* _Stated goal_
Without changing a character, return the entries, but not the images they hold.

___ Given records ___

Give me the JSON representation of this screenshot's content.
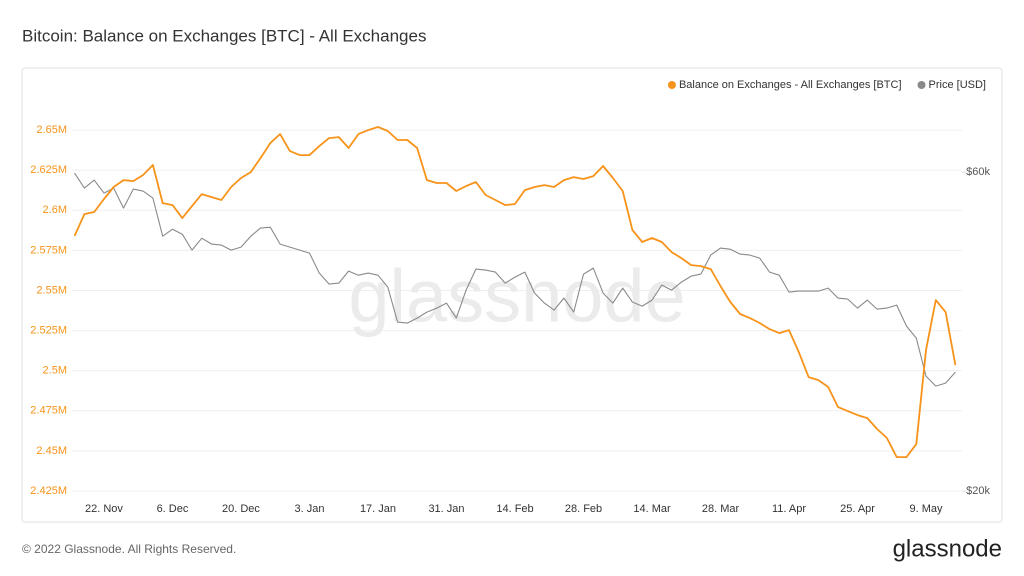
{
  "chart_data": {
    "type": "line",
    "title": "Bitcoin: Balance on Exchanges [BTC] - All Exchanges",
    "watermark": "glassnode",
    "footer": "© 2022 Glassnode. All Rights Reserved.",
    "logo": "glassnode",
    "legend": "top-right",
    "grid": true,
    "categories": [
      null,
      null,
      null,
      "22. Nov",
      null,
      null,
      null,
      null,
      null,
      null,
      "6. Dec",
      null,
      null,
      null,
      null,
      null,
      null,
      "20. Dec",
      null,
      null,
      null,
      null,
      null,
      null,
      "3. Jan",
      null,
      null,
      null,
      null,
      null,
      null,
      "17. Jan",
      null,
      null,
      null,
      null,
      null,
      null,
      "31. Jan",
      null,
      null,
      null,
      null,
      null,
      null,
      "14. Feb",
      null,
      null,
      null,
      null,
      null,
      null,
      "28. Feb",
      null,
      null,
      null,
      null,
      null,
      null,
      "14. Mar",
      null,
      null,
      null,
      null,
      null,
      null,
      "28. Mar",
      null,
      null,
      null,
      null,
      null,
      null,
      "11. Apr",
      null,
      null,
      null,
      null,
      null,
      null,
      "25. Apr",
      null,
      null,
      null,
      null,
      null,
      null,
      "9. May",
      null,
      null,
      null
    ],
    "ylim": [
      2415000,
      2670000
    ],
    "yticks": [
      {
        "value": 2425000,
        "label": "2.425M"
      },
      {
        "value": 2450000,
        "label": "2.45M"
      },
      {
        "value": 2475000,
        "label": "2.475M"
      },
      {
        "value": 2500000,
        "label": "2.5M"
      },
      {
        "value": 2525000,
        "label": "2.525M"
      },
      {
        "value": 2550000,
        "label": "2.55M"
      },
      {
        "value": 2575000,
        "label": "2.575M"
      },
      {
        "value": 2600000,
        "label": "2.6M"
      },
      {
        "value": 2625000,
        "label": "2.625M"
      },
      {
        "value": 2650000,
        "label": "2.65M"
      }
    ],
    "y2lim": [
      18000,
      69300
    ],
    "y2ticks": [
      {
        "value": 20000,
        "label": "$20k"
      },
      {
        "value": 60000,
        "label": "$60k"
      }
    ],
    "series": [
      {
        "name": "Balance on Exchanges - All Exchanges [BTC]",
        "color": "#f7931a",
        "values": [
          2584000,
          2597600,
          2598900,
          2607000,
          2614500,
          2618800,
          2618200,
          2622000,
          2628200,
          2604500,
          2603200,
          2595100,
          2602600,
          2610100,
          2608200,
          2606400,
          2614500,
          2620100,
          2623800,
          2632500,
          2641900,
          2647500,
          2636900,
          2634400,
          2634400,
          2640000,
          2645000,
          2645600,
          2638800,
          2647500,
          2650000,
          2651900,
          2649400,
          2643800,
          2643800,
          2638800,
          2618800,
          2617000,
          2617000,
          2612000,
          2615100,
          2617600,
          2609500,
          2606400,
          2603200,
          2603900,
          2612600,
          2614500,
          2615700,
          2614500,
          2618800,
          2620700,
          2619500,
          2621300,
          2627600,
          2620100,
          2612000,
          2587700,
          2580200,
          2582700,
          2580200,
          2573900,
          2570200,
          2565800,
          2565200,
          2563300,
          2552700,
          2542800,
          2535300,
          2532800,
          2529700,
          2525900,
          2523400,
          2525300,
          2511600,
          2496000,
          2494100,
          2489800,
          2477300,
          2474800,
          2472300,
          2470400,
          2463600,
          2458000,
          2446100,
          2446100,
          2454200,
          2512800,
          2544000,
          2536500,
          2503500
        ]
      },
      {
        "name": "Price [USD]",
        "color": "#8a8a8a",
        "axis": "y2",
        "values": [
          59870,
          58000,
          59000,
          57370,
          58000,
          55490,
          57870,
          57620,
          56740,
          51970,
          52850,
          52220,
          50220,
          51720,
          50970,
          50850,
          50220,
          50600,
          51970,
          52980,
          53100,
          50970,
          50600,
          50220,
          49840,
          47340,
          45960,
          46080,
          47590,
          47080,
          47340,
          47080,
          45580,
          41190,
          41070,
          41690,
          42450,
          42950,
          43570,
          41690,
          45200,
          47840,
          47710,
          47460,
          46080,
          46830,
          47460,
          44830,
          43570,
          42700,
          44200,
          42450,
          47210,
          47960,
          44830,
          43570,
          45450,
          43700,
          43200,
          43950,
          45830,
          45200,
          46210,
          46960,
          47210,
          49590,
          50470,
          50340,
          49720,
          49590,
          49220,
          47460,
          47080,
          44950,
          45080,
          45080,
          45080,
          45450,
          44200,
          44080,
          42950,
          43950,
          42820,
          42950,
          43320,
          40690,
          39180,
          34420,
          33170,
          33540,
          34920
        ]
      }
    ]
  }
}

___

* _The output_
Give me the JSON representation of this screenshot's content.
{
  "chart_data": {
    "type": "line",
    "title": "Bitcoin: Balance on Exchanges [BTC] - All Exchanges",
    "watermark": "glassnode",
    "footer": "© 2022 Glassnode. All Rights Reserved.",
    "logo": "glassnode",
    "legend": "top-right",
    "grid": true,
    "categories": [
      null,
      null,
      null,
      "22. Nov",
      null,
      null,
      null,
      null,
      null,
      null,
      "6. Dec",
      null,
      null,
      null,
      null,
      null,
      null,
      "20. Dec",
      null,
      null,
      null,
      null,
      null,
      null,
      "3. Jan",
      null,
      null,
      null,
      null,
      null,
      null,
      "17. Jan",
      null,
      null,
      null,
      null,
      null,
      null,
      "31. Jan",
      null,
      null,
      null,
      null,
      null,
      null,
      "14. Feb",
      null,
      null,
      null,
      null,
      null,
      null,
      "28. Feb",
      null,
      null,
      null,
      null,
      null,
      null,
      "14. Mar",
      null,
      null,
      null,
      null,
      null,
      null,
      "28. Mar",
      null,
      null,
      null,
      null,
      null,
      null,
      "11. Apr",
      null,
      null,
      null,
      null,
      null,
      null,
      "25. Apr",
      null,
      null,
      null,
      null,
      null,
      null,
      "9. May",
      null,
      null,
      null
    ],
    "ylim": [
      2415000,
      2670000
    ],
    "yticks": [
      {
        "value": 2425000,
        "label": "2.425M"
      },
      {
        "value": 2450000,
        "label": "2.45M"
      },
      {
        "value": 2475000,
        "label": "2.475M"
      },
      {
        "value": 2500000,
        "label": "2.5M"
      },
      {
        "value": 2525000,
        "label": "2.525M"
      },
      {
        "value": 2550000,
        "label": "2.55M"
      },
      {
        "value": 2575000,
        "label": "2.575M"
      },
      {
        "value": 2600000,
        "label": "2.6M"
      },
      {
        "value": 2625000,
        "label": "2.625M"
      },
      {
        "value": 2650000,
        "label": "2.65M"
      }
    ],
    "y2lim": [
      18000,
      69300
    ],
    "y2ticks": [
      {
        "value": 20000,
        "label": "$20k"
      },
      {
        "value": 60000,
        "label": "$60k"
      }
    ],
    "series": [
      {
        "name": "Balance on Exchanges - All Exchanges [BTC]",
        "color": "#f7931a",
        "values": [
          2584000,
          2597600,
          2598900,
          2607000,
          2614500,
          2618800,
          2618200,
          2622000,
          2628200,
          2604500,
          2603200,
          2595100,
          2602600,
          2610100,
          2608200,
          2606400,
          2614500,
          2620100,
          2623800,
          2632500,
          2641900,
          2647500,
          2636900,
          2634400,
          2634400,
          2640000,
          2645000,
          2645600,
          2638800,
          2647500,
          2650000,
          2651900,
          2649400,
          2643800,
          2643800,
          2638800,
          2618800,
          2617000,
          2617000,
          2612000,
          2615100,
          2617600,
          2609500,
          2606400,
          2603200,
          2603900,
          2612600,
          2614500,
          2615700,
          2614500,
          2618800,
          2620700,
          2619500,
          2621300,
          2627600,
          2620100,
          2612000,
          2587700,
          2580200,
          2582700,
          2580200,
          2573900,
          2570200,
          2565800,
          2565200,
          2563300,
          2552700,
          2542800,
          2535300,
          2532800,
          2529700,
          2525900,
          2523400,
          2525300,
          2511600,
          2496000,
          2494100,
          2489800,
          2477300,
          2474800,
          2472300,
          2470400,
          2463600,
          2458000,
          2446100,
          2446100,
          2454200,
          2512800,
          2544000,
          2536500,
          2503500
        ]
      },
      {
        "name": "Price [USD]",
        "color": "#8a8a8a",
        "axis": "y2",
        "values": [
          59870,
          58000,
          59000,
          57370,
          58000,
          55490,
          57870,
          57620,
          56740,
          51970,
          52850,
          52220,
          50220,
          51720,
          50970,
          50850,
          50220,
          50600,
          51970,
          52980,
          53100,
          50970,
          50600,
          50220,
          49840,
          47340,
          45960,
          46080,
          47590,
          47080,
          47340,
          47080,
          45580,
          41190,
          41070,
          41690,
          42450,
          42950,
          43570,
          41690,
          45200,
          47840,
          47710,
          47460,
          46080,
          46830,
          47460,
          44830,
          43570,
          42700,
          44200,
          42450,
          47210,
          47960,
          44830,
          43570,
          45450,
          43700,
          43200,
          43950,
          45830,
          45200,
          46210,
          46960,
          47210,
          49590,
          50470,
          50340,
          49720,
          49590,
          49220,
          47460,
          47080,
          44950,
          45080,
          45080,
          45080,
          45450,
          44200,
          44080,
          42950,
          43950,
          42820,
          42950,
          43320,
          40690,
          39180,
          34420,
          33170,
          33540,
          34920
        ]
      }
    ]
  }
}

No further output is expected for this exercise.